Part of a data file
* * * * * * *

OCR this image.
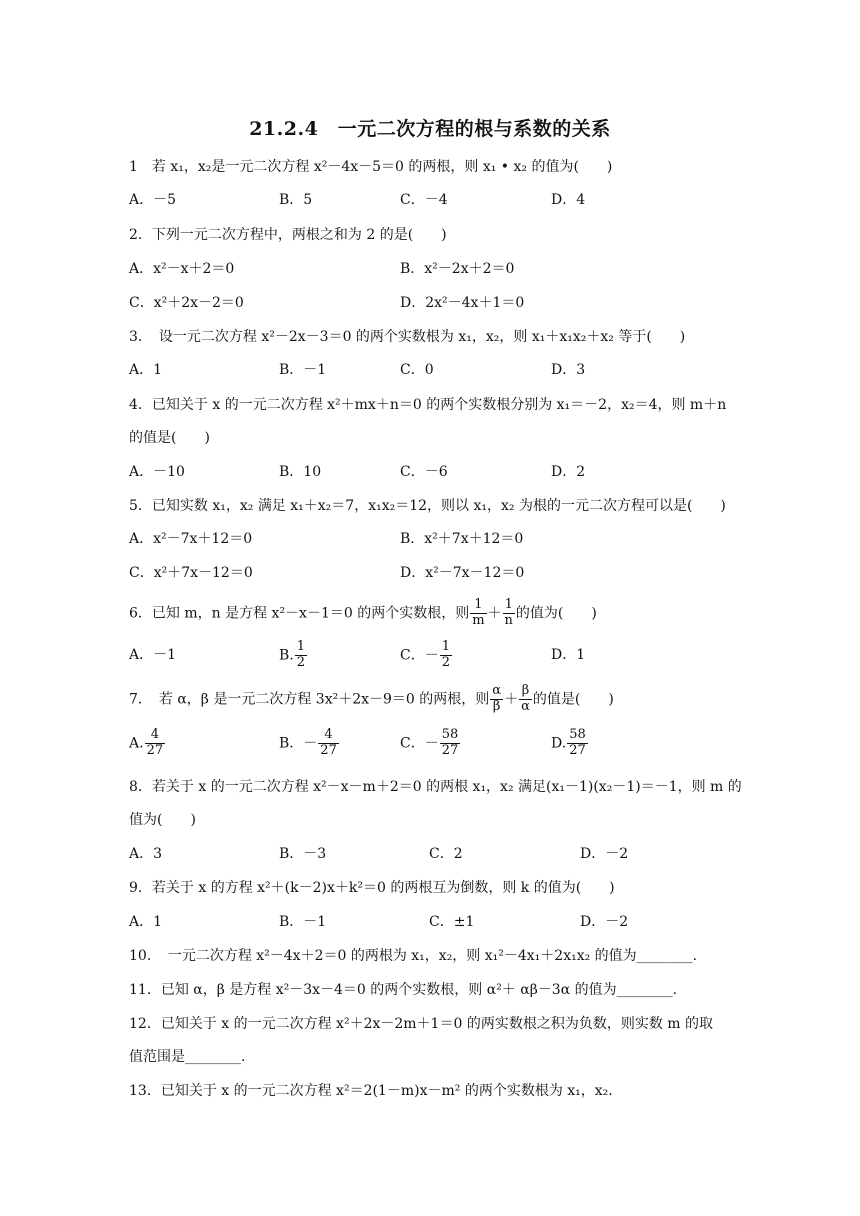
21.2.4　一元二次方程的根与系数的关系
1　若 x₁，x₂是一元二次方程 x²－4x－5＝0 的两根，则 x₁ • x₂ 的值为(　　)
A．－5	B．5	C．－4	D．4
2．下列一元二次方程中，两根之和为 2 的是(　　)
A．x²－x＋2＝0	B．x²－2x＋2＝0
C．x²＋2x－2＝0	D．2x²－4x＋1＝0
3．　设一元二次方程 x²－2x－3＝0 的两个实数根为 x₁，x₂，则 x₁＋x₁x₂＋x₂ 等于(　　)
A．1	B．－1	C．0	D．3
4．已知关于 x 的一元二次方程 x²＋mx＋n＝0 的两个实数根分别为 x₁＝－2，x₂＝4，则 m＋n
的值是(　　)
A．－10	B．10	C．－6	D．2
5．已知实数 x₁，x₂ 满足 x₁＋x₂＝7，x₁x₂＝12，则以 x₁，x₂ 为根的一元二次方程可以是(　　)
A．x²－7x＋12＝0	B．x²＋7x＋12＝0
C．x²＋7x－12＝0	D．x²－7x－12＝0
6．已知 m，n 是方程 x²－x－1＝0 的两个实数根，则 $\frac{1}{m} + \frac{1}{n}$ 的值为(　　)
A．－1	B. $\frac{1}{2}$	C．－ $\frac{1}{2}$	D．1
7．　若 α，β 是一元二次方程 3x²＋2x－9＝0 的两根，则 $\frac{\alpha}{\beta} + \frac{\beta}{\alpha}$ 的值是(　　)
A. $\frac{4}{27}$	B．－ $\frac{4}{27}$	C．－ $\frac{58}{27}$	D. $\frac{58}{27}$
8．若关于 x 的一元二次方程 x²－x－m＋2＝0 的两根 x₁，x₂ 满足(x₁－1)(x₂－1)＝－1，则 m 的
值为(　　)
A．3	B．－3	C．2	D．－2
9．若关于 x 的方程 x²＋(k－2)x＋k²＝0 的两根互为倒数，则 k 的值为(　　)
A．1	B．－1	C．±1	D．－2
10．　一元二次方程 x²－4x＋2＝0 的两根为 x₁，x₂，则 x₁²－4x₁＋2x₁x₂ 的值为________.
11．已知 α，β 是方程 x²－3x－4＝0 的两个实数根，则 α²＋ αβ－3α 的值为________.
12．已知关于 x 的一元二次方程 x²＋2x－2m＋1＝0 的两实数根之积为负数，则实数 m 的取
值范围是________.
13．已知关于 x 的一元二次方程 x²＝2(1－m)x－m² 的两个实数根为 x₁，x₂.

* * * * * * *

Exercise details:
Retype the whole listing exactly and leave the pictures out.

Answer to this task:
OCR this image.
21.2.4　一元二次方程的根与系数的关系
1　若 x₁，x₂是一元二次方程 x²－4x－5＝0 的两根，则 x₁ • x₂ 的值为(　　)
A．－5	B．5	C．－4	D．4
2．下列一元二次方程中，两根之和为 2 的是(　　)
A．x²－x＋2＝0	B．x²－2x＋2＝0
C．x²＋2x－2＝0	D．2x²－4x＋1＝0
3．　设一元二次方程 x²－2x－3＝0 的两个实数根为 x₁，x₂，则 x₁＋x₁x₂＋x₂ 等于(　　)
A．1	B．－1	C．0	D．3
4．已知关于 x 的一元二次方程 x²＋mx＋n＝0 的两个实数根分别为 x₁＝－2，x₂＝4，则 m＋n
的值是(　　)
A．－10	B．10	C．－6	D．2
5．已知实数 x₁，x₂ 满足 x₁＋x₂＝7，x₁x₂＝12，则以 x₁，x₂ 为根的一元二次方程可以是(　　)
A．x²－7x＋12＝0	B．x²＋7x＋12＝0
C．x²＋7x－12＝0	D．x²－7x－12＝0
6．已知 m，n 是方程 x²－x－1＝0 的两个实数根，则 $\frac{1}{m} + \frac{1}{n}$ 的值为(　　)
A．－1	B. $\frac{1}{2}$	C．－ $\frac{1}{2}$	D．1
7．　若 α，β 是一元二次方程 3x²＋2x－9＝0 的两根，则 $\frac{\alpha}{\beta} + \frac{\beta}{\alpha}$ 的值是(　　)
A. $\frac{4}{27}$	B．－ $\frac{4}{27}$	C．－ $\frac{58}{27}$	D. $\frac{58}{27}$
8．若关于 x 的一元二次方程 x²－x－m＋2＝0 的两根 x₁，x₂ 满足(x₁－1)(x₂－1)＝－1，则 m 的
值为(　　)
A．3	B．－3	C．2	D．－2
9．若关于 x 的方程 x²＋(k－2)x＋k²＝0 的两根互为倒数，则 k 的值为(　　)
A．1	B．－1	C．±1	D．－2
10．　一元二次方程 x²－4x＋2＝0 的两根为 x₁，x₂，则 x₁²－4x₁＋2x₁x₂ 的值为________.
11．已知 α，β 是方程 x²－3x－4＝0 的两个实数根，则 α²＋ αβ－3α 的值为________.
12．已知关于 x 的一元二次方程 x²＋2x－2m＋1＝0 的两实数根之积为负数，则实数 m 的取
值范围是________.
13．已知关于 x 的一元二次方程 x²＝2(1－m)x－m² 的两个实数根为 x₁，x₂.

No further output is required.